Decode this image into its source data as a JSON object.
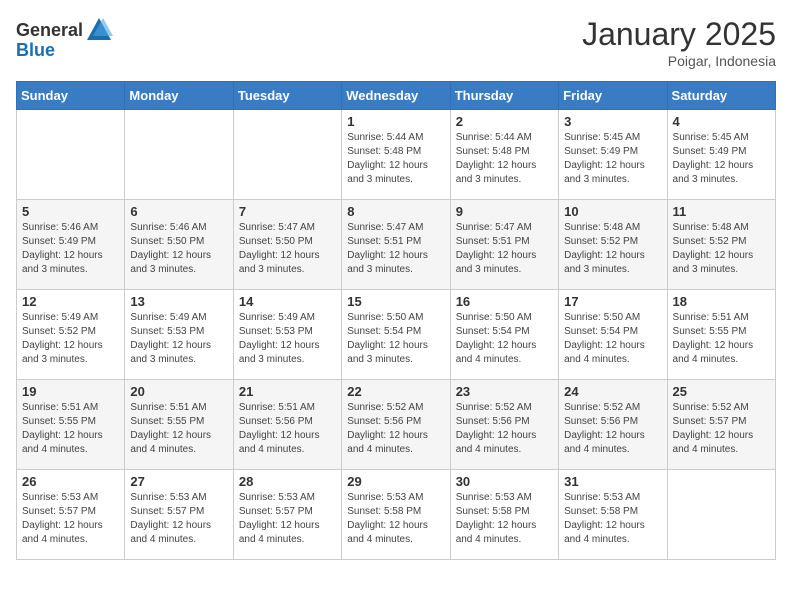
{
  "header": {
    "logo_general": "General",
    "logo_blue": "Blue",
    "month_title": "January 2025",
    "location": "Poigar, Indonesia"
  },
  "weekdays": [
    "Sunday",
    "Monday",
    "Tuesday",
    "Wednesday",
    "Thursday",
    "Friday",
    "Saturday"
  ],
  "weeks": [
    [
      {
        "day": "",
        "info": ""
      },
      {
        "day": "",
        "info": ""
      },
      {
        "day": "",
        "info": ""
      },
      {
        "day": "1",
        "info": "Sunrise: 5:44 AM\nSunset: 5:48 PM\nDaylight: 12 hours\nand 3 minutes."
      },
      {
        "day": "2",
        "info": "Sunrise: 5:44 AM\nSunset: 5:48 PM\nDaylight: 12 hours\nand 3 minutes."
      },
      {
        "day": "3",
        "info": "Sunrise: 5:45 AM\nSunset: 5:49 PM\nDaylight: 12 hours\nand 3 minutes."
      },
      {
        "day": "4",
        "info": "Sunrise: 5:45 AM\nSunset: 5:49 PM\nDaylight: 12 hours\nand 3 minutes."
      }
    ],
    [
      {
        "day": "5",
        "info": "Sunrise: 5:46 AM\nSunset: 5:49 PM\nDaylight: 12 hours\nand 3 minutes."
      },
      {
        "day": "6",
        "info": "Sunrise: 5:46 AM\nSunset: 5:50 PM\nDaylight: 12 hours\nand 3 minutes."
      },
      {
        "day": "7",
        "info": "Sunrise: 5:47 AM\nSunset: 5:50 PM\nDaylight: 12 hours\nand 3 minutes."
      },
      {
        "day": "8",
        "info": "Sunrise: 5:47 AM\nSunset: 5:51 PM\nDaylight: 12 hours\nand 3 minutes."
      },
      {
        "day": "9",
        "info": "Sunrise: 5:47 AM\nSunset: 5:51 PM\nDaylight: 12 hours\nand 3 minutes."
      },
      {
        "day": "10",
        "info": "Sunrise: 5:48 AM\nSunset: 5:52 PM\nDaylight: 12 hours\nand 3 minutes."
      },
      {
        "day": "11",
        "info": "Sunrise: 5:48 AM\nSunset: 5:52 PM\nDaylight: 12 hours\nand 3 minutes."
      }
    ],
    [
      {
        "day": "12",
        "info": "Sunrise: 5:49 AM\nSunset: 5:52 PM\nDaylight: 12 hours\nand 3 minutes."
      },
      {
        "day": "13",
        "info": "Sunrise: 5:49 AM\nSunset: 5:53 PM\nDaylight: 12 hours\nand 3 minutes."
      },
      {
        "day": "14",
        "info": "Sunrise: 5:49 AM\nSunset: 5:53 PM\nDaylight: 12 hours\nand 3 minutes."
      },
      {
        "day": "15",
        "info": "Sunrise: 5:50 AM\nSunset: 5:54 PM\nDaylight: 12 hours\nand 3 minutes."
      },
      {
        "day": "16",
        "info": "Sunrise: 5:50 AM\nSunset: 5:54 PM\nDaylight: 12 hours\nand 4 minutes."
      },
      {
        "day": "17",
        "info": "Sunrise: 5:50 AM\nSunset: 5:54 PM\nDaylight: 12 hours\nand 4 minutes."
      },
      {
        "day": "18",
        "info": "Sunrise: 5:51 AM\nSunset: 5:55 PM\nDaylight: 12 hours\nand 4 minutes."
      }
    ],
    [
      {
        "day": "19",
        "info": "Sunrise: 5:51 AM\nSunset: 5:55 PM\nDaylight: 12 hours\nand 4 minutes."
      },
      {
        "day": "20",
        "info": "Sunrise: 5:51 AM\nSunset: 5:55 PM\nDaylight: 12 hours\nand 4 minutes."
      },
      {
        "day": "21",
        "info": "Sunrise: 5:51 AM\nSunset: 5:56 PM\nDaylight: 12 hours\nand 4 minutes."
      },
      {
        "day": "22",
        "info": "Sunrise: 5:52 AM\nSunset: 5:56 PM\nDaylight: 12 hours\nand 4 minutes."
      },
      {
        "day": "23",
        "info": "Sunrise: 5:52 AM\nSunset: 5:56 PM\nDaylight: 12 hours\nand 4 minutes."
      },
      {
        "day": "24",
        "info": "Sunrise: 5:52 AM\nSunset: 5:56 PM\nDaylight: 12 hours\nand 4 minutes."
      },
      {
        "day": "25",
        "info": "Sunrise: 5:52 AM\nSunset: 5:57 PM\nDaylight: 12 hours\nand 4 minutes."
      }
    ],
    [
      {
        "day": "26",
        "info": "Sunrise: 5:53 AM\nSunset: 5:57 PM\nDaylight: 12 hours\nand 4 minutes."
      },
      {
        "day": "27",
        "info": "Sunrise: 5:53 AM\nSunset: 5:57 PM\nDaylight: 12 hours\nand 4 minutes."
      },
      {
        "day": "28",
        "info": "Sunrise: 5:53 AM\nSunset: 5:57 PM\nDaylight: 12 hours\nand 4 minutes."
      },
      {
        "day": "29",
        "info": "Sunrise: 5:53 AM\nSunset: 5:58 PM\nDaylight: 12 hours\nand 4 minutes."
      },
      {
        "day": "30",
        "info": "Sunrise: 5:53 AM\nSunset: 5:58 PM\nDaylight: 12 hours\nand 4 minutes."
      },
      {
        "day": "31",
        "info": "Sunrise: 5:53 AM\nSunset: 5:58 PM\nDaylight: 12 hours\nand 4 minutes."
      },
      {
        "day": "",
        "info": ""
      }
    ]
  ]
}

=== EXERCISE REQUIREMENTS ===
Transcribe the listing in full and omit the pictures.

=== PROBLEM SOLUTION ===
Decode this image into its source data as a JSON object.
{
  "header": {
    "logo_general": "General",
    "logo_blue": "Blue",
    "month_title": "January 2025",
    "location": "Poigar, Indonesia"
  },
  "weekdays": [
    "Sunday",
    "Monday",
    "Tuesday",
    "Wednesday",
    "Thursday",
    "Friday",
    "Saturday"
  ],
  "weeks": [
    [
      {
        "day": "",
        "info": ""
      },
      {
        "day": "",
        "info": ""
      },
      {
        "day": "",
        "info": ""
      },
      {
        "day": "1",
        "info": "Sunrise: 5:44 AM\nSunset: 5:48 PM\nDaylight: 12 hours\nand 3 minutes."
      },
      {
        "day": "2",
        "info": "Sunrise: 5:44 AM\nSunset: 5:48 PM\nDaylight: 12 hours\nand 3 minutes."
      },
      {
        "day": "3",
        "info": "Sunrise: 5:45 AM\nSunset: 5:49 PM\nDaylight: 12 hours\nand 3 minutes."
      },
      {
        "day": "4",
        "info": "Sunrise: 5:45 AM\nSunset: 5:49 PM\nDaylight: 12 hours\nand 3 minutes."
      }
    ],
    [
      {
        "day": "5",
        "info": "Sunrise: 5:46 AM\nSunset: 5:49 PM\nDaylight: 12 hours\nand 3 minutes."
      },
      {
        "day": "6",
        "info": "Sunrise: 5:46 AM\nSunset: 5:50 PM\nDaylight: 12 hours\nand 3 minutes."
      },
      {
        "day": "7",
        "info": "Sunrise: 5:47 AM\nSunset: 5:50 PM\nDaylight: 12 hours\nand 3 minutes."
      },
      {
        "day": "8",
        "info": "Sunrise: 5:47 AM\nSunset: 5:51 PM\nDaylight: 12 hours\nand 3 minutes."
      },
      {
        "day": "9",
        "info": "Sunrise: 5:47 AM\nSunset: 5:51 PM\nDaylight: 12 hours\nand 3 minutes."
      },
      {
        "day": "10",
        "info": "Sunrise: 5:48 AM\nSunset: 5:52 PM\nDaylight: 12 hours\nand 3 minutes."
      },
      {
        "day": "11",
        "info": "Sunrise: 5:48 AM\nSunset: 5:52 PM\nDaylight: 12 hours\nand 3 minutes."
      }
    ],
    [
      {
        "day": "12",
        "info": "Sunrise: 5:49 AM\nSunset: 5:52 PM\nDaylight: 12 hours\nand 3 minutes."
      },
      {
        "day": "13",
        "info": "Sunrise: 5:49 AM\nSunset: 5:53 PM\nDaylight: 12 hours\nand 3 minutes."
      },
      {
        "day": "14",
        "info": "Sunrise: 5:49 AM\nSunset: 5:53 PM\nDaylight: 12 hours\nand 3 minutes."
      },
      {
        "day": "15",
        "info": "Sunrise: 5:50 AM\nSunset: 5:54 PM\nDaylight: 12 hours\nand 3 minutes."
      },
      {
        "day": "16",
        "info": "Sunrise: 5:50 AM\nSunset: 5:54 PM\nDaylight: 12 hours\nand 4 minutes."
      },
      {
        "day": "17",
        "info": "Sunrise: 5:50 AM\nSunset: 5:54 PM\nDaylight: 12 hours\nand 4 minutes."
      },
      {
        "day": "18",
        "info": "Sunrise: 5:51 AM\nSunset: 5:55 PM\nDaylight: 12 hours\nand 4 minutes."
      }
    ],
    [
      {
        "day": "19",
        "info": "Sunrise: 5:51 AM\nSunset: 5:55 PM\nDaylight: 12 hours\nand 4 minutes."
      },
      {
        "day": "20",
        "info": "Sunrise: 5:51 AM\nSunset: 5:55 PM\nDaylight: 12 hours\nand 4 minutes."
      },
      {
        "day": "21",
        "info": "Sunrise: 5:51 AM\nSunset: 5:56 PM\nDaylight: 12 hours\nand 4 minutes."
      },
      {
        "day": "22",
        "info": "Sunrise: 5:52 AM\nSunset: 5:56 PM\nDaylight: 12 hours\nand 4 minutes."
      },
      {
        "day": "23",
        "info": "Sunrise: 5:52 AM\nSunset: 5:56 PM\nDaylight: 12 hours\nand 4 minutes."
      },
      {
        "day": "24",
        "info": "Sunrise: 5:52 AM\nSunset: 5:56 PM\nDaylight: 12 hours\nand 4 minutes."
      },
      {
        "day": "25",
        "info": "Sunrise: 5:52 AM\nSunset: 5:57 PM\nDaylight: 12 hours\nand 4 minutes."
      }
    ],
    [
      {
        "day": "26",
        "info": "Sunrise: 5:53 AM\nSunset: 5:57 PM\nDaylight: 12 hours\nand 4 minutes."
      },
      {
        "day": "27",
        "info": "Sunrise: 5:53 AM\nSunset: 5:57 PM\nDaylight: 12 hours\nand 4 minutes."
      },
      {
        "day": "28",
        "info": "Sunrise: 5:53 AM\nSunset: 5:57 PM\nDaylight: 12 hours\nand 4 minutes."
      },
      {
        "day": "29",
        "info": "Sunrise: 5:53 AM\nSunset: 5:58 PM\nDaylight: 12 hours\nand 4 minutes."
      },
      {
        "day": "30",
        "info": "Sunrise: 5:53 AM\nSunset: 5:58 PM\nDaylight: 12 hours\nand 4 minutes."
      },
      {
        "day": "31",
        "info": "Sunrise: 5:53 AM\nSunset: 5:58 PM\nDaylight: 12 hours\nand 4 minutes."
      },
      {
        "day": "",
        "info": ""
      }
    ]
  ]
}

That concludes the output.